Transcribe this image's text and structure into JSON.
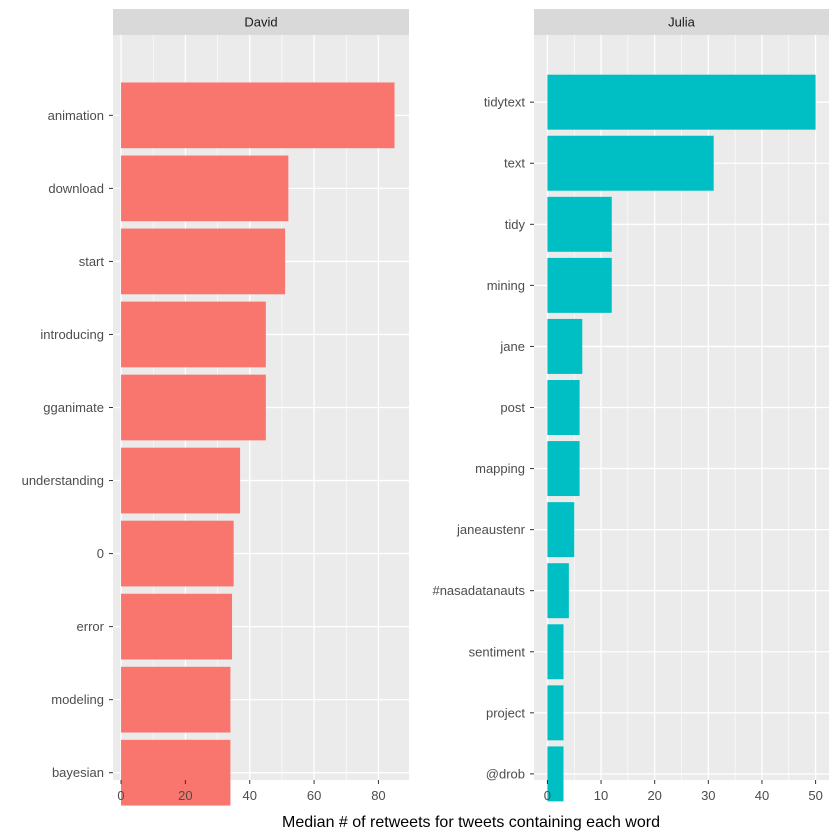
{
  "chart_data": {
    "type": "bar",
    "orientation": "horizontal",
    "facet": "wrap",
    "xlabel": "Median # of retweets for tweets containing each word",
    "ylabel": "",
    "grid": true,
    "legend": "none",
    "panels": [
      {
        "strip": "David",
        "color": "#F8766D",
        "xlim": [
          -2.5,
          89.5
        ],
        "xticks": [
          0,
          20,
          40,
          60,
          80
        ],
        "categories": [
          "animation",
          "download",
          "start",
          "introducing",
          "gganimate",
          "understanding",
          "0",
          "error",
          "modeling",
          "bayesian"
        ],
        "values": [
          85,
          52,
          51,
          45,
          45,
          37,
          35,
          34.5,
          34,
          34
        ]
      },
      {
        "strip": "Julia",
        "color": "#00BFC4",
        "xlim": [
          -2.5,
          52.5
        ],
        "xticks": [
          0,
          10,
          20,
          30,
          40,
          50
        ],
        "categories": [
          "tidytext",
          "text",
          "tidy",
          "mining",
          "jane",
          "post",
          "mapping",
          "janeaustenr",
          "#nasadatanauts",
          "sentiment",
          "project",
          "@drob"
        ],
        "values": [
          50,
          31,
          12,
          12,
          6.5,
          6,
          6,
          5,
          4,
          3,
          3,
          3
        ]
      }
    ]
  }
}
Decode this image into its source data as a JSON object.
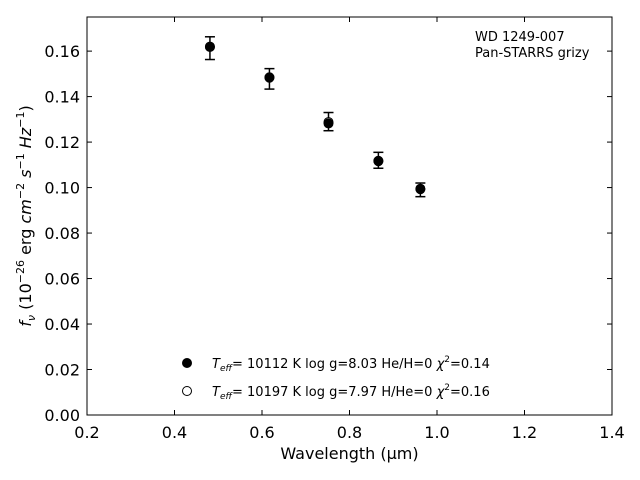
{
  "chart_data": {
    "type": "scatter",
    "xlabel": "Wavelength (μm)",
    "ylabel": {
      "f": "f",
      "nu": "ν",
      "p1": " (10",
      "e1": "−26",
      "p2": " erg ",
      "cm": "cm",
      "e2": "−2",
      "s": " s",
      "e3": "−1",
      "hz": " Hz",
      "e4": "−1",
      "close": ")"
    },
    "xlim": [
      0.2,
      1.4
    ],
    "ylim": [
      0.0,
      0.175
    ],
    "xticks": [
      "0.2",
      "0.4",
      "0.6",
      "0.8",
      "1.0",
      "1.2",
      "1.4"
    ],
    "xtick_values": [
      0.2,
      0.4,
      0.6,
      0.8,
      1.0,
      1.2,
      1.4
    ],
    "yticks": [
      "0.00",
      "0.02",
      "0.04",
      "0.06",
      "0.08",
      "0.10",
      "0.12",
      "0.14",
      "0.16"
    ],
    "ytick_values": [
      0.0,
      0.02,
      0.04,
      0.06,
      0.08,
      0.1,
      0.12,
      0.14,
      0.16
    ],
    "grid": false,
    "legend_placement": "lower-center",
    "annotation": [
      "WD 1249-007",
      "Pan-STARRS grizy"
    ],
    "observed": {
      "x": [
        0.481,
        0.617,
        0.752,
        0.866,
        0.962
      ],
      "y": [
        0.1613,
        0.1478,
        0.129,
        0.112,
        0.099
      ],
      "yerr": [
        0.005,
        0.0045,
        0.004,
        0.0035,
        0.003
      ]
    },
    "series": [
      {
        "marker": "filled",
        "label": {
          "t": "T",
          "teff": "eff",
          "mid": "= 10112 K  log g=8.03  He/H=0  ",
          "chi": "χ",
          "two": "2",
          "tail": "=0.14"
        },
        "x": [
          0.481,
          0.617,
          0.752,
          0.866,
          0.962
        ],
        "y": [
          0.1618,
          0.1485,
          0.1282,
          0.1116,
          0.0993
        ]
      },
      {
        "marker": "open",
        "label": {
          "t": "T",
          "teff": "eff",
          "mid": "= 10197 K  log g=7.97  H/He=0  ",
          "chi": "χ",
          "two": "2",
          "tail": "=0.16"
        },
        "x": [
          0.481,
          0.617,
          0.752,
          0.866,
          0.962
        ],
        "y": [
          0.162,
          0.1483,
          0.1288,
          0.1118,
          0.0995
        ]
      }
    ],
    "colors": {
      "marker": "#000000",
      "axis": "#000000",
      "background": "#ffffff"
    }
  }
}
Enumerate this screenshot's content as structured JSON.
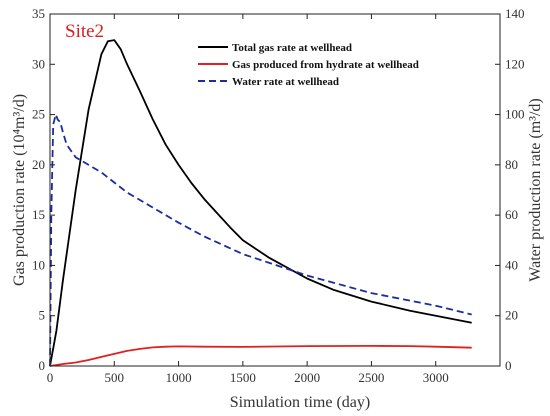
{
  "chart_data": {
    "type": "line",
    "annotation": "Site2",
    "xlabel": "Simulation time  (day)",
    "ylabel_left": "Gas production rate (10⁴m³/d)",
    "ylabel_right": "Water production rate (m³/d)",
    "xlim": [
      0,
      3500
    ],
    "ylim_left": [
      0,
      35
    ],
    "ylim_right": [
      0,
      140
    ],
    "x_ticks": [
      0,
      500,
      1000,
      1500,
      2000,
      2500,
      3000
    ],
    "y_ticks_left": [
      0,
      5,
      10,
      15,
      20,
      25,
      30,
      35
    ],
    "y_ticks_right": [
      0,
      20,
      40,
      60,
      80,
      100,
      120,
      140
    ],
    "grid": false,
    "legend_position": "top-right",
    "series": [
      {
        "name": "Total gas rate at wellhead",
        "axis": "left",
        "color": "#000000",
        "dash": "solid",
        "x": [
          0,
          50,
          100,
          200,
          300,
          400,
          450,
          500,
          550,
          600,
          700,
          800,
          900,
          1000,
          1100,
          1200,
          1300,
          1400,
          1500,
          1700,
          2000,
          2200,
          2500,
          2800,
          3000,
          3280
        ],
        "y": [
          0,
          3.5,
          8.5,
          17.5,
          25.5,
          31.0,
          32.3,
          32.4,
          31.5,
          30.0,
          27.3,
          24.5,
          22.0,
          20.0,
          18.2,
          16.6,
          15.2,
          13.8,
          12.5,
          10.8,
          8.7,
          7.6,
          6.4,
          5.5,
          5.0,
          4.3
        ]
      },
      {
        "name": "Gas produced from hydrate at wellhead",
        "axis": "left",
        "color": "#e02020",
        "dash": "solid",
        "x": [
          0,
          100,
          200,
          300,
          400,
          500,
          600,
          700,
          800,
          900,
          1000,
          1200,
          1500,
          2000,
          2500,
          2800,
          3000,
          3280
        ],
        "y": [
          0,
          0.2,
          0.35,
          0.6,
          0.9,
          1.2,
          1.5,
          1.7,
          1.85,
          1.92,
          1.95,
          1.92,
          1.9,
          1.98,
          2.0,
          1.98,
          1.92,
          1.82
        ]
      },
      {
        "name": "Water rate at wellhead",
        "axis": "right",
        "color": "#1c2c9e",
        "dash": "dashed",
        "x": [
          0,
          10,
          25,
          45,
          60,
          80,
          100,
          130,
          200,
          300,
          400,
          500,
          600,
          800,
          1000,
          1200,
          1500,
          2000,
          2500,
          3000,
          3280
        ],
        "y": [
          0,
          60,
          96,
          100,
          98,
          97,
          93,
          88,
          83,
          80,
          77,
          73,
          69,
          63,
          57,
          51.5,
          44.5,
          36,
          29,
          24,
          20.5
        ]
      }
    ]
  }
}
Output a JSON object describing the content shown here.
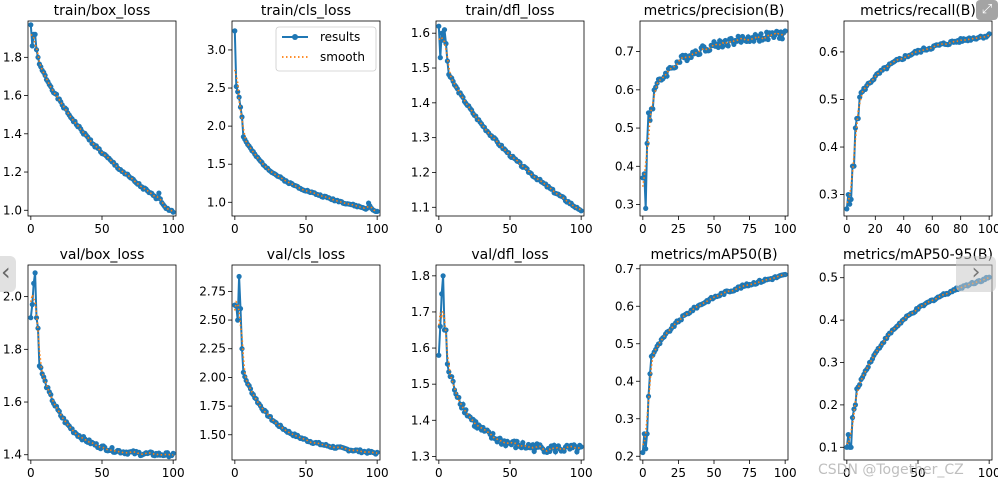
{
  "legend": {
    "results": "results",
    "smooth": "smooth"
  },
  "colors": {
    "results": "#1f77b4",
    "smooth": "#ff7f0e"
  },
  "overlay": {
    "watermark": "CSDN @Together_CZ",
    "next_icon": "›",
    "expand_icon": "⤢"
  },
  "chart_data": [
    {
      "type": "line",
      "title": "train/box_loss",
      "xlabel": "",
      "ylabel": "",
      "xlim": [
        -2,
        102
      ],
      "ylim": [
        0.97,
        1.99
      ],
      "xticks": [
        0,
        50,
        100
      ],
      "xtick_labels": [
        "0",
        "50",
        "100"
      ],
      "yticks": [
        1.0,
        1.2,
        1.4,
        1.6,
        1.8
      ],
      "ytick_labels": [
        "1.0",
        "1.2",
        "1.4",
        "1.6",
        "1.8"
      ],
      "curve": {
        "shape": "decay",
        "start": 1.86,
        "end": 1.0,
        "k": 3.2,
        "lin": 0.55,
        "noise": 0.008,
        "seed": 1
      },
      "head": [
        1.97,
        1.86,
        1.92,
        1.92,
        1.84,
        1.8
      ],
      "drop": {
        "from": 90,
        "values": [
          1.09,
          1.06,
          1.04,
          1.03,
          1.02,
          1.01,
          1.01,
          1.0,
          1.0,
          1.0,
          0.99
        ]
      }
    },
    {
      "type": "line",
      "title": "train/cls_loss",
      "xlabel": "",
      "ylabel": "",
      "xlim": [
        -2,
        102
      ],
      "ylim": [
        0.82,
        3.38
      ],
      "xticks": [
        0,
        50,
        100
      ],
      "xtick_labels": [
        "0",
        "50",
        "100"
      ],
      "yticks": [
        1.0,
        1.5,
        2.0,
        2.5,
        3.0
      ],
      "ytick_labels": [
        "1.0",
        "1.5",
        "2.0",
        "2.5",
        "3.0"
      ],
      "curve": {
        "shape": "decay",
        "start": 2.1,
        "end": 0.88,
        "k": 5.5,
        "lin": 0.38,
        "noise": 0.012,
        "seed": 2
      },
      "head": [
        3.25,
        2.52,
        2.45,
        2.38,
        2.25,
        2.12
      ],
      "drop": {
        "from": 94,
        "values": [
          0.99,
          0.95,
          0.92,
          0.9,
          0.89,
          0.88,
          0.88
        ]
      }
    },
    {
      "type": "line",
      "title": "train/dfl_loss",
      "xlabel": "",
      "ylabel": "",
      "xlim": [
        -2,
        102
      ],
      "ylim": [
        1.075,
        1.635
      ],
      "xticks": [
        0,
        50,
        100
      ],
      "xtick_labels": [
        "0",
        "50",
        "100"
      ],
      "yticks": [
        1.1,
        1.2,
        1.3,
        1.4,
        1.5,
        1.6
      ],
      "ytick_labels": [
        "1.1",
        "1.2",
        "1.3",
        "1.4",
        "1.5",
        "1.6"
      ],
      "curve": {
        "shape": "decay",
        "start": 1.54,
        "end": 1.09,
        "k": 3.0,
        "lin": 0.55,
        "noise": 0.004,
        "seed": 3
      },
      "head": [
        1.62,
        1.53,
        1.6,
        1.58,
        1.61,
        1.57,
        1.52
      ],
      "drop": {
        "from": 97,
        "values": [
          1.1,
          1.095,
          1.093,
          1.09
        ]
      }
    },
    {
      "type": "line",
      "title": "metrics/precision(B)",
      "xlabel": "",
      "ylabel": "",
      "xlim": [
        -2,
        102
      ],
      "ylim": [
        0.27,
        0.78
      ],
      "xticks": [
        0,
        25,
        50,
        75,
        100
      ],
      "xtick_labels": [
        "0",
        "25",
        "50",
        "75",
        "100"
      ],
      "yticks": [
        0.3,
        0.4,
        0.5,
        0.6,
        0.7
      ],
      "ytick_labels": [
        "0.3",
        "0.4",
        "0.5",
        "0.6",
        "0.7"
      ],
      "curve": {
        "shape": "rise",
        "start": 0.54,
        "end": 0.745,
        "k": 5.0,
        "lin": 0.15,
        "noise": 0.011,
        "seed": 4
      },
      "head": [
        0.37,
        0.38,
        0.29,
        0.46,
        0.54,
        0.52,
        0.55,
        0.55
      ]
    },
    {
      "type": "line",
      "title": "metrics/recall(B)",
      "xlabel": "",
      "ylabel": "",
      "xlim": [
        -2,
        102
      ],
      "ylim": [
        0.255,
        0.665
      ],
      "xticks": [
        0,
        20,
        40,
        60,
        80,
        100
      ],
      "xtick_labels": [
        "0",
        "20",
        "40",
        "60",
        "80",
        "100"
      ],
      "yticks": [
        0.3,
        0.4,
        0.5,
        0.6
      ],
      "ytick_labels": [
        "0.3",
        "0.4",
        "0.5",
        "0.6"
      ],
      "curve": {
        "shape": "rise",
        "start": 0.46,
        "end": 0.635,
        "k": 4.5,
        "lin": 0.25,
        "noise": 0.004,
        "seed": 5
      },
      "head": [
        0.27,
        0.3,
        0.28,
        0.29,
        0.36,
        0.36,
        0.44,
        0.46,
        0.46
      ]
    },
    {
      "type": "line",
      "title": "val/box_loss",
      "xlabel": "",
      "ylabel": "",
      "xlim": [
        -2,
        102
      ],
      "ylim": [
        1.38,
        2.12
      ],
      "xticks": [
        0,
        50,
        100
      ],
      "xtick_labels": [
        "0",
        "50",
        "100"
      ],
      "yticks": [
        1.4,
        1.6,
        1.8,
        2.0
      ],
      "ytick_labels": [
        "1.4",
        "1.6",
        "1.8",
        "2.0"
      ],
      "curve": {
        "shape": "decay",
        "start": 1.88,
        "end": 1.4,
        "k": 5.5,
        "lin": 0.0,
        "noise": 0.008,
        "seed": 6
      },
      "head": [
        1.92,
        1.97,
        2.05,
        2.09,
        1.92,
        1.88
      ]
    },
    {
      "type": "line",
      "title": "val/cls_loss",
      "xlabel": "",
      "ylabel": "",
      "xlim": [
        -2,
        102
      ],
      "ylim": [
        1.28,
        2.98
      ],
      "xticks": [
        0,
        50,
        100
      ],
      "xtick_labels": [
        "0",
        "50",
        "100"
      ],
      "yticks": [
        1.5,
        1.75,
        2.0,
        2.25,
        2.5,
        2.75
      ],
      "ytick_labels": [
        "1.50",
        "1.75",
        "2.00",
        "2.25",
        "2.50",
        "2.75"
      ],
      "curve": {
        "shape": "decay",
        "start": 2.25,
        "end": 1.34,
        "k": 5.0,
        "lin": 0.12,
        "noise": 0.012,
        "seed": 7
      },
      "head": [
        2.63,
        2.62,
        2.5,
        2.88,
        2.6,
        2.25
      ]
    },
    {
      "type": "line",
      "title": "val/dfl_loss",
      "xlabel": "",
      "ylabel": "",
      "xlim": [
        -2,
        102
      ],
      "ylim": [
        1.29,
        1.83
      ],
      "xticks": [
        0,
        50,
        100
      ],
      "xtick_labels": [
        "0",
        "50",
        "100"
      ],
      "yticks": [
        1.3,
        1.4,
        1.5,
        1.6,
        1.7,
        1.8
      ],
      "ytick_labels": [
        "1.3",
        "1.4",
        "1.5",
        "1.6",
        "1.7",
        "1.8"
      ],
      "curve": {
        "shape": "decay",
        "start": 1.65,
        "end": 1.32,
        "k": 6.0,
        "lin": 0.0,
        "noise": 0.012,
        "seed": 8
      },
      "head": [
        1.58,
        1.66,
        1.75,
        1.8,
        1.65,
        1.65
      ]
    },
    {
      "type": "line",
      "title": "metrics/mAP50(B)",
      "xlabel": "",
      "ylabel": "",
      "xlim": [
        -2,
        102
      ],
      "ylim": [
        0.19,
        0.71
      ],
      "xticks": [
        0,
        25,
        50,
        75,
        100
      ],
      "xtick_labels": [
        "0",
        "25",
        "50",
        "75",
        "100"
      ],
      "yticks": [
        0.2,
        0.3,
        0.4,
        0.5,
        0.6,
        0.7
      ],
      "ytick_labels": [
        "0.2",
        "0.3",
        "0.4",
        "0.5",
        "0.6",
        "0.7"
      ],
      "curve": {
        "shape": "rise",
        "start": 0.42,
        "end": 0.683,
        "k": 4.0,
        "lin": 0.28,
        "noise": 0.004,
        "seed": 9
      },
      "head": [
        0.21,
        0.26,
        0.22,
        0.26,
        0.36,
        0.42
      ]
    },
    {
      "type": "line",
      "title": "metrics/mAP50-95(B)",
      "xlabel": "",
      "ylabel": "",
      "xlim": [
        -2,
        102
      ],
      "ylim": [
        0.07,
        0.53
      ],
      "xticks": [
        0,
        50,
        100
      ],
      "xtick_labels": [
        "0",
        "50",
        "100"
      ],
      "yticks": [
        0.1,
        0.2,
        0.3,
        0.4,
        0.5
      ],
      "ytick_labels": [
        "0.1",
        "0.2",
        "0.3",
        "0.4",
        "0.5"
      ],
      "curve": {
        "shape": "rise",
        "start": 0.17,
        "end": 0.5,
        "k": 3.8,
        "lin": 0.25,
        "noise": 0.003,
        "seed": 10
      },
      "head": [
        0.1,
        0.13,
        0.1,
        0.1,
        0.17,
        0.19,
        0.2
      ]
    }
  ]
}
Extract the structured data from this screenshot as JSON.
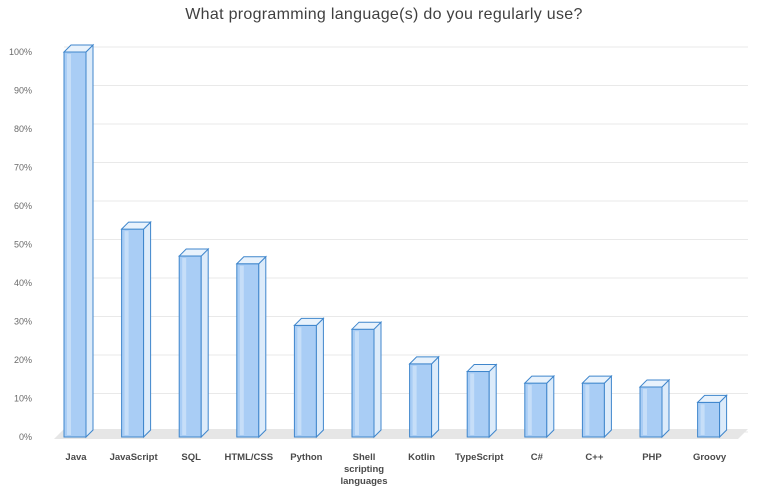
{
  "chart_data": {
    "type": "bar",
    "title": "What programming language(s) do you regularly use?",
    "categories": [
      "Java",
      "JavaScript",
      "SQL",
      "HTML/CSS",
      "Python",
      "Shell scripting languages",
      "Kotlin",
      "TypeScript",
      "C#",
      "C++",
      "PHP",
      "Groovy"
    ],
    "category_label_lines": [
      [
        "Java"
      ],
      [
        "JavaScript"
      ],
      [
        "SQL"
      ],
      [
        "HTML/CSS"
      ],
      [
        "Python"
      ],
      [
        "Shell",
        "scripting",
        "languages"
      ],
      [
        "Kotlin"
      ],
      [
        "TypeScript"
      ],
      [
        "C#"
      ],
      [
        "C++"
      ],
      [
        "PHP"
      ],
      [
        "Groovy"
      ]
    ],
    "values": [
      100,
      54,
      47,
      45,
      29,
      28,
      19,
      17,
      14,
      14,
      13,
      9
    ],
    "ylim": [
      0,
      100
    ],
    "yticks": [
      0,
      10,
      20,
      30,
      40,
      50,
      60,
      70,
      80,
      90,
      100
    ],
    "ytick_labels": [
      "0%",
      "10%",
      "20%",
      "30%",
      "40%",
      "50%",
      "60%",
      "70%",
      "80%",
      "90%",
      "100%"
    ],
    "xlabel": "",
    "ylabel": "",
    "grid": true,
    "legend": "none",
    "style": "3d-column",
    "colors": {
      "bar_front": "#a9cdf5",
      "bar_side": "#dcebfa",
      "bar_top": "#e8f2fc",
      "bar_edge": "#3f86cc",
      "grid": "#e9e9e9",
      "floor": "#e6e6e6"
    }
  }
}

- **WHAT YOU ARE ASKED TO DO**
Which lines contain the word "from"? Copy each one.

- **TASK OUTPUT**
        "name": "Gas produced from hydrate at wellhead",
        "from": 90,
        "from": 94,
        "from": 97,
Extract the structured data from this screenshot as JSON.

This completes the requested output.